(Entries from a visual dataset)
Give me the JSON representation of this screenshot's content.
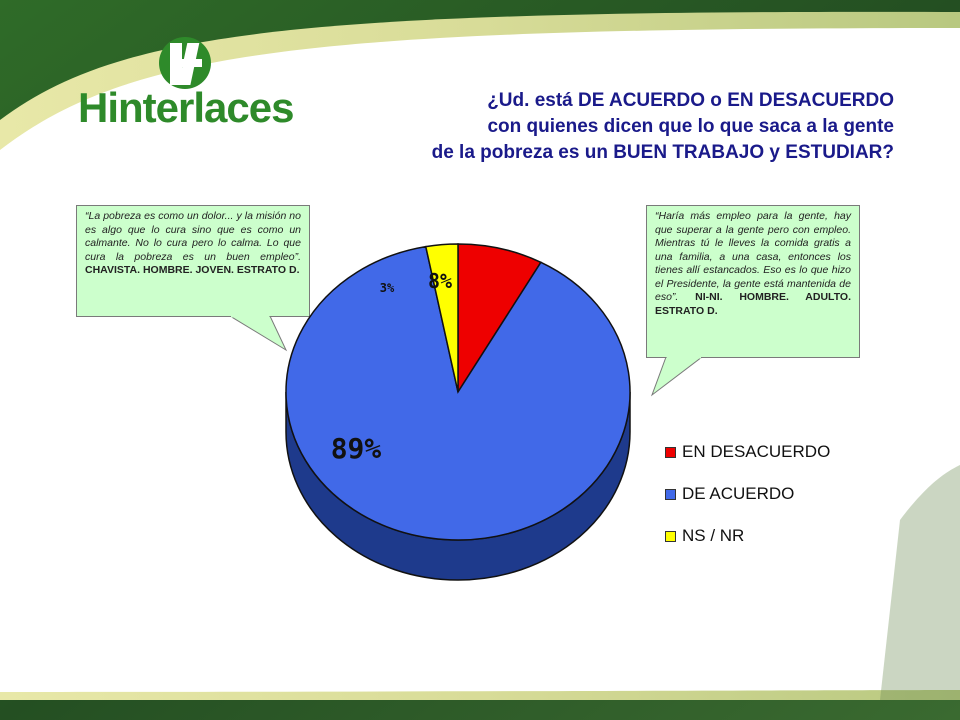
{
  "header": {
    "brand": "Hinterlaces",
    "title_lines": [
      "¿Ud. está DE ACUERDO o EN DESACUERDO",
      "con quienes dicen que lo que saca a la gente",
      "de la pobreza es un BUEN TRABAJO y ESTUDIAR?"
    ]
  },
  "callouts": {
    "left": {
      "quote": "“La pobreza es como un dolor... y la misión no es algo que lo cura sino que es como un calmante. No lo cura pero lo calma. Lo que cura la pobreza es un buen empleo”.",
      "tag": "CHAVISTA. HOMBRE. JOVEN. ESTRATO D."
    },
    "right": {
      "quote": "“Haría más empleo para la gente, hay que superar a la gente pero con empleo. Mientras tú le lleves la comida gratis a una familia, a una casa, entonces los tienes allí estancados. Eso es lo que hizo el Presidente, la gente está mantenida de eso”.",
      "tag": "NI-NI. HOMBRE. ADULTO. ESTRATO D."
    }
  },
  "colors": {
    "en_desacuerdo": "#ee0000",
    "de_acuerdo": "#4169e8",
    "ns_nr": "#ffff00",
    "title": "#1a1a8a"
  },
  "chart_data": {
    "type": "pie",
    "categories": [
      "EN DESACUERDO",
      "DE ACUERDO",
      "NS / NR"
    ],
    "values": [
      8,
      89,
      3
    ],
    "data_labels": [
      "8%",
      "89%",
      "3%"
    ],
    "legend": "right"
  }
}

...

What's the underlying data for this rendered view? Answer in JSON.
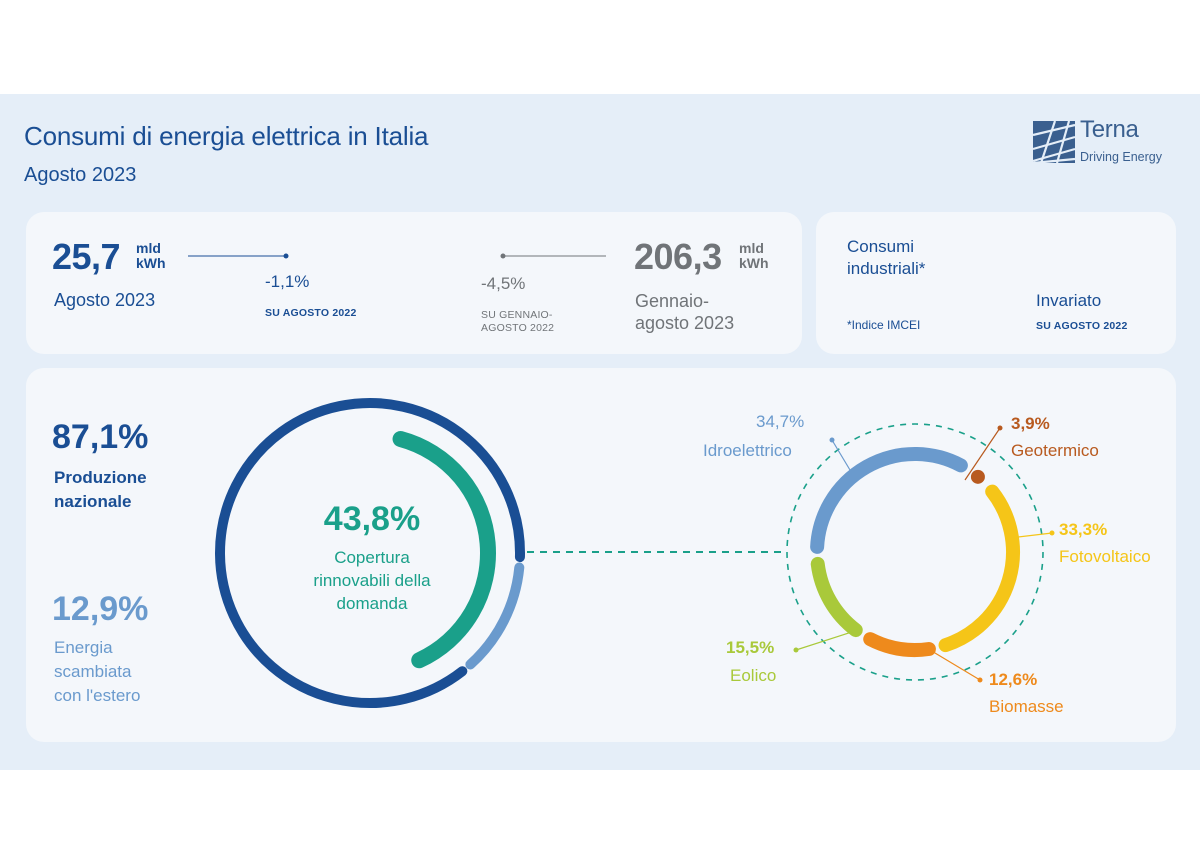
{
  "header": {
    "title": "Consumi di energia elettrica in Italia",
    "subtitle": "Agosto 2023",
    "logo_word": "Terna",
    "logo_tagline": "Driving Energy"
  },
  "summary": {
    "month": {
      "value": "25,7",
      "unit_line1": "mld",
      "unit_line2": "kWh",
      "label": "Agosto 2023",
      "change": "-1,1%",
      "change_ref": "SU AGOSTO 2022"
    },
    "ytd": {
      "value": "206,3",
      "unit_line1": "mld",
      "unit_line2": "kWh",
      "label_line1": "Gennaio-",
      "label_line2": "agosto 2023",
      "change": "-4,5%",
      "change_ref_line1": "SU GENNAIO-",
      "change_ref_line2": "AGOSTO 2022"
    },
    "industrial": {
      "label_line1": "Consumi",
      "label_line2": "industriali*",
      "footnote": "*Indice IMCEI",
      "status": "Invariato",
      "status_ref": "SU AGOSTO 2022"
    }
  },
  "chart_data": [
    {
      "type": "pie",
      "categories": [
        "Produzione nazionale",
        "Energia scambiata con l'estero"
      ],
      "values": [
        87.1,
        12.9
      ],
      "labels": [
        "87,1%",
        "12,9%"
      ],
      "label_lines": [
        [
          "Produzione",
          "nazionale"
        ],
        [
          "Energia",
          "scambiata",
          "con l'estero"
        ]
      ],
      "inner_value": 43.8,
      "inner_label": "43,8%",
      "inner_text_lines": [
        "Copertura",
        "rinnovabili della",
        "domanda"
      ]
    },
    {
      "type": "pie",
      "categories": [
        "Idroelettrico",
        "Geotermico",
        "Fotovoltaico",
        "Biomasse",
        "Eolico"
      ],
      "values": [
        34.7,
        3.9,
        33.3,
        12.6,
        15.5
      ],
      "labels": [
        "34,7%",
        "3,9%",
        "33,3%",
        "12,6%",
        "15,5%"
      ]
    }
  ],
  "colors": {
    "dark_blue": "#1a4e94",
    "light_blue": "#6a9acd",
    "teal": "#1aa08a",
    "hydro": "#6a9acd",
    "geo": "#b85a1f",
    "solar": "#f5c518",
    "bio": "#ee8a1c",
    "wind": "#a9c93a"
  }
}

Short exercise —
State how many lines of the records hold the string "JSON", and nothing else.

The output —
2